> [Records shown]
** begin **

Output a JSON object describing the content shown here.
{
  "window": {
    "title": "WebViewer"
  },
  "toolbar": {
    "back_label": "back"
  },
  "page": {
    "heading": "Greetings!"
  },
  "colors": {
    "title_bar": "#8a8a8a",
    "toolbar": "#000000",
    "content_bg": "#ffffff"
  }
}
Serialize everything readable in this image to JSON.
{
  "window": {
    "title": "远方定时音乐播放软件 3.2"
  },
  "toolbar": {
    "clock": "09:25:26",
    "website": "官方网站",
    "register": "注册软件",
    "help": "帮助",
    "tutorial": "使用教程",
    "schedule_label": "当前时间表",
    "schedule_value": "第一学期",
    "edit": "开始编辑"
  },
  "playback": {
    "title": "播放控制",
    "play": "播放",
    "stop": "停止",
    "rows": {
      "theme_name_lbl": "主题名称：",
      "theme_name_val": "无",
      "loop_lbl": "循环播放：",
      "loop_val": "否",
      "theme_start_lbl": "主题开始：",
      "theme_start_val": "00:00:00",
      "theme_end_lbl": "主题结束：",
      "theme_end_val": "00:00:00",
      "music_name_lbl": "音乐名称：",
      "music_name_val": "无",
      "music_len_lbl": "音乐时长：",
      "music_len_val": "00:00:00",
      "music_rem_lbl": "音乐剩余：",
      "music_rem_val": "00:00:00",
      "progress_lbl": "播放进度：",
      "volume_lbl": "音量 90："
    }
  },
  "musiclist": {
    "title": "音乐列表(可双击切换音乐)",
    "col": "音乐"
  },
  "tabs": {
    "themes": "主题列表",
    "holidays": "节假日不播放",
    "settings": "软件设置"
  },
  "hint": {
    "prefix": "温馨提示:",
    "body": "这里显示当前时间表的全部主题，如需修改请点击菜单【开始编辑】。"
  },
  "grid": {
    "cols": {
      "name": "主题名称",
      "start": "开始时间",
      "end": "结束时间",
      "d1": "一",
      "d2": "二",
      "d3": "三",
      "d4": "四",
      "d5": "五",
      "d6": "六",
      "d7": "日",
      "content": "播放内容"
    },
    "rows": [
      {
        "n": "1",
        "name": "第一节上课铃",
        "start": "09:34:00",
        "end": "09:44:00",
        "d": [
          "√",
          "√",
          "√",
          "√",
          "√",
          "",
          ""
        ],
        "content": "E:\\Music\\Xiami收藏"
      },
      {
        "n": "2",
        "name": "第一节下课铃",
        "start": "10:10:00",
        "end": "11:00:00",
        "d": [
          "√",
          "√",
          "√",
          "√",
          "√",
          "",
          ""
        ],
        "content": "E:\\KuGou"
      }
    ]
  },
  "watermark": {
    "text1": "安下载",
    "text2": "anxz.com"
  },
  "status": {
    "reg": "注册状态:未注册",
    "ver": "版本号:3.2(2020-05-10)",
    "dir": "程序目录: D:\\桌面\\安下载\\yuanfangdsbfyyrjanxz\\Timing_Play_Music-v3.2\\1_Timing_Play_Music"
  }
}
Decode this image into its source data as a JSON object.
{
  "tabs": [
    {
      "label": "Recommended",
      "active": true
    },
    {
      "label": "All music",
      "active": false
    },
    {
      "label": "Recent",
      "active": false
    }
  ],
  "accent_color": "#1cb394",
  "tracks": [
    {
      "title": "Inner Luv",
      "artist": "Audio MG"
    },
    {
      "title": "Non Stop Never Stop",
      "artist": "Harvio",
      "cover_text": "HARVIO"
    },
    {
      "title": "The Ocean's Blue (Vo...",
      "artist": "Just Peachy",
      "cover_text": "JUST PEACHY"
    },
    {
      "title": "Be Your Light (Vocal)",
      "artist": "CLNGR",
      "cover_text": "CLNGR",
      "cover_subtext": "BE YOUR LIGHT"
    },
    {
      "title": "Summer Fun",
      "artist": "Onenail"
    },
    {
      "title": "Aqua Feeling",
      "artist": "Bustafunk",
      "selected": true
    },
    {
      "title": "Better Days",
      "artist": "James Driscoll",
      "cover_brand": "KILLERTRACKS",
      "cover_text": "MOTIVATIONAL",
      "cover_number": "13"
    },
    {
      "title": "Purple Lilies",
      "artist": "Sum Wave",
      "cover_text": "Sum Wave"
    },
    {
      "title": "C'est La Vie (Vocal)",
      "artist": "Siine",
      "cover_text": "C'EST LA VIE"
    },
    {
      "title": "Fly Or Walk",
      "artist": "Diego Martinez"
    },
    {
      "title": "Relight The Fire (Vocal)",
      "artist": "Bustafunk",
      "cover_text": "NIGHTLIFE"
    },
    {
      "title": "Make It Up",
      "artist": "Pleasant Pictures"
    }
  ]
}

** end **

Print again each line of the listing above, exactly as it appears.

Output a JSON object describing the content shown here.
{
  "window": {
    "title": "WebViewer"
  },
  "toolbar": {
    "back_label": "back"
  },
  "page": {
    "heading": "Greetings!"
  },
  "colors": {
    "title_bar": "#8a8a8a",
    "toolbar": "#000000",
    "content_bg": "#ffffff"
  }
}
Serialize everything readable in this image to JSON.
{
  "window": {
    "title": "远方定时音乐播放软件 3.2"
  },
  "toolbar": {
    "clock": "09:25:26",
    "website": "官方网站",
    "register": "注册软件",
    "help": "帮助",
    "tutorial": "使用教程",
    "schedule_label": "当前时间表",
    "schedule_value": "第一学期",
    "edit": "开始编辑"
  },
  "playback": {
    "title": "播放控制",
    "play": "播放",
    "stop": "停止",
    "rows": {
      "theme_name_lbl": "主题名称：",
      "theme_name_val": "无",
      "loop_lbl": "循环播放：",
      "loop_val": "否",
      "theme_start_lbl": "主题开始：",
      "theme_start_val": "00:00:00",
      "theme_end_lbl": "主题结束：",
      "theme_end_val": "00:00:00",
      "music_name_lbl": "音乐名称：",
      "music_name_val": "无",
      "music_len_lbl": "音乐时长：",
      "music_len_val": "00:00:00",
      "music_rem_lbl": "音乐剩余：",
      "music_rem_val": "00:00:00",
      "progress_lbl": "播放进度：",
      "volume_lbl": "音量 90："
    }
  },
  "musiclist": {
    "title": "音乐列表(可双击切换音乐)",
    "col": "音乐"
  },
  "tabs": {
    "themes": "主题列表",
    "holidays": "节假日不播放",
    "settings": "软件设置"
  },
  "hint": {
    "prefix": "温馨提示:",
    "body": "这里显示当前时间表的全部主题，如需修改请点击菜单【开始编辑】。"
  },
  "grid": {
    "cols": {
      "name": "主题名称",
      "start": "开始时间",
      "end": "结束时间",
      "d1": "一",
      "d2": "二",
      "d3": "三",
      "d4": "四",
      "d5": "五",
      "d6": "六",
      "d7": "日",
      "content": "播放内容"
    },
    "rows": [
      {
        "n": "1",
        "name": "第一节上课铃",
        "start": "09:34:00",
        "end": "09:44:00",
        "d": [
          "√",
          "√",
          "√",
          "√",
          "√",
          "",
          ""
        ],
        "content": "E:\\Music\\Xiami收藏"
      },
      {
        "n": "2",
        "name": "第一节下课铃",
        "start": "10:10:00",
        "end": "11:00:00",
        "d": [
          "√",
          "√",
          "√",
          "√",
          "√",
          "",
          ""
        ],
        "content": "E:\\KuGou"
      }
    ]
  },
  "watermark": {
    "text1": "安下载",
    "text2": "anxz.com"
  },
  "status": {
    "reg": "注册状态:未注册",
    "ver": "版本号:3.2(2020-05-10)",
    "dir": "程序目录: D:\\桌面\\安下载\\yuanfangdsbfyyrjanxz\\Timing_Play_Music-v3.2\\1_Timing_Play_Music"
  }
}
Decode this image into its source data as a JSON object.
{
  "tabs": [
    {
      "label": "Recommended",
      "active": true
    },
    {
      "label": "All music",
      "active": false
    },
    {
      "label": "Recent",
      "active": false
    }
  ],
  "accent_color": "#1cb394",
  "tracks": [
    {
      "title": "Inner Luv",
      "artist": "Audio MG"
    },
    {
      "title": "Non Stop Never Stop",
      "artist": "Harvio",
      "cover_text": "HARVIO"
    },
    {
      "title": "The Ocean's Blue (Vo...",
      "artist": "Just Peachy",
      "cover_text": "JUST PEACHY"
    },
    {
      "title": "Be Your Light (Vocal)",
      "artist": "CLNGR",
      "cover_text": "CLNGR",
      "cover_subtext": "BE YOUR LIGHT"
    },
    {
      "title": "Summer Fun",
      "artist": "Onenail"
    },
    {
      "title": "Aqua Feeling",
      "artist": "Bustafunk",
      "selected": true
    },
    {
      "title": "Better Days",
      "artist": "James Driscoll",
      "cover_brand": "KILLERTRACKS",
      "cover_text": "MOTIVATIONAL",
      "cover_number": "13"
    },
    {
      "title": "Purple Lilies",
      "artist": "Sum Wave",
      "cover_text": "Sum Wave"
    },
    {
      "title": "C'est La Vie (Vocal)",
      "artist": "Siine",
      "cover_text": "C'EST LA VIE"
    },
    {
      "title": "Fly Or Walk",
      "artist": "Diego Martinez"
    },
    {
      "title": "Relight The Fire (Vocal)",
      "artist": "Bustafunk",
      "cover_text": "NIGHTLIFE"
    },
    {
      "title": "Make It Up",
      "artist": "Pleasant Pictures"
    }
  ]
}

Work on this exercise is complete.